[Raw records]
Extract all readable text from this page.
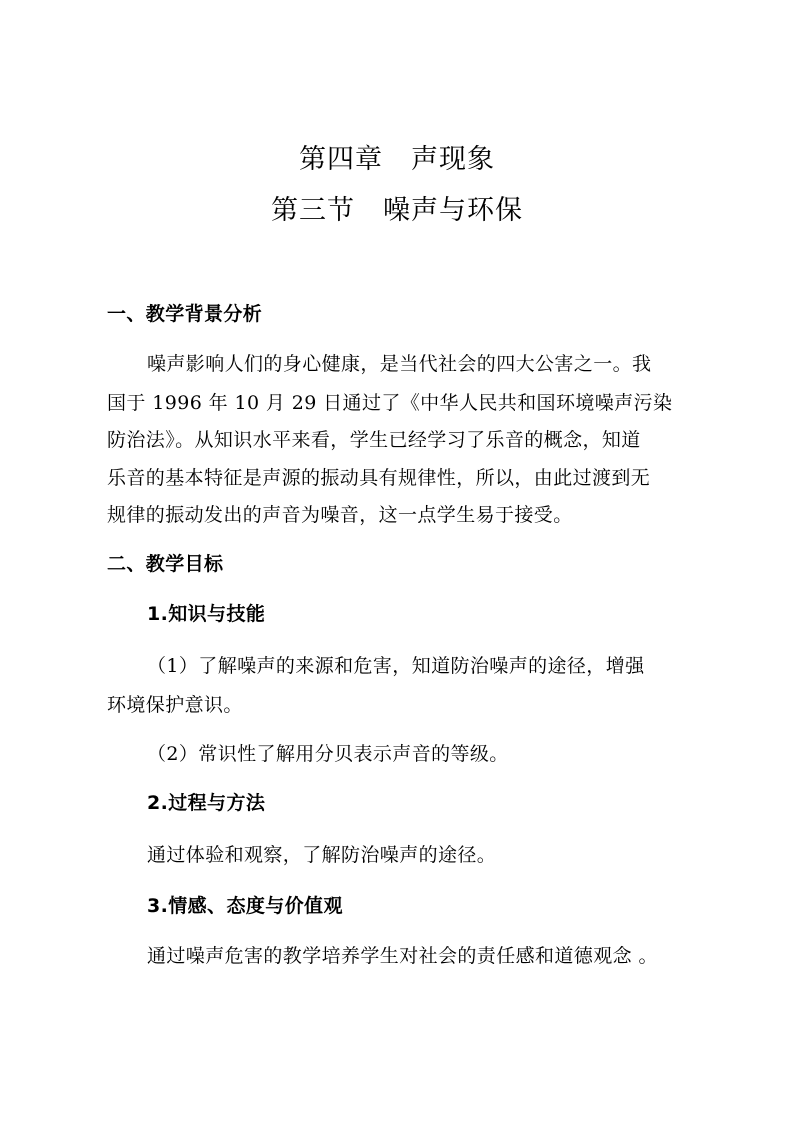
第四章　声现象
第三节　噪声与环保
一、教学背景分析
噪声影响人们的身心健康，是当代社会的四大公害之一。我
国于 1996 年 10 月 29 日通过了《中华人民共和国环境噪声污染
防治法》。从知识水平来看，学生已经学习了乐音的概念，知道
乐音的基本特征是声源的振动具有规律性，所以，由此过渡到无
规律的振动发出的声音为噪音，这一点学生易于接受。
二、教学目标
1.知识与技能
（1）了解噪声的来源和危害，知道防治噪声的途径，增强
环境保护意识。
（2）常识性了解用分贝表示声音的等级。
2.过程与方法
通过体验和观察，了解防治噪声的途径。
3.情感、态度与价值观
通过噪声危害的教学培养学生对社会的责任感和道德观念 。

Job: Reproduce the material word for word, minus the images.

Task result:
Extract all readable text from this page.
第四章　声现象
第三节　噪声与环保
一、教学背景分析
噪声影响人们的身心健康，是当代社会的四大公害之一。我
国于 1996 年 10 月 29 日通过了《中华人民共和国环境噪声污染
防治法》。从知识水平来看，学生已经学习了乐音的概念，知道
乐音的基本特征是声源的振动具有规律性，所以，由此过渡到无
规律的振动发出的声音为噪音，这一点学生易于接受。
二、教学目标
1.知识与技能
（1）了解噪声的来源和危害，知道防治噪声的途径，增强
环境保护意识。
（2）常识性了解用分贝表示声音的等级。
2.过程与方法
通过体验和观察，了解防治噪声的途径。
3.情感、态度与价值观
通过噪声危害的教学培养学生对社会的责任感和道德观念 。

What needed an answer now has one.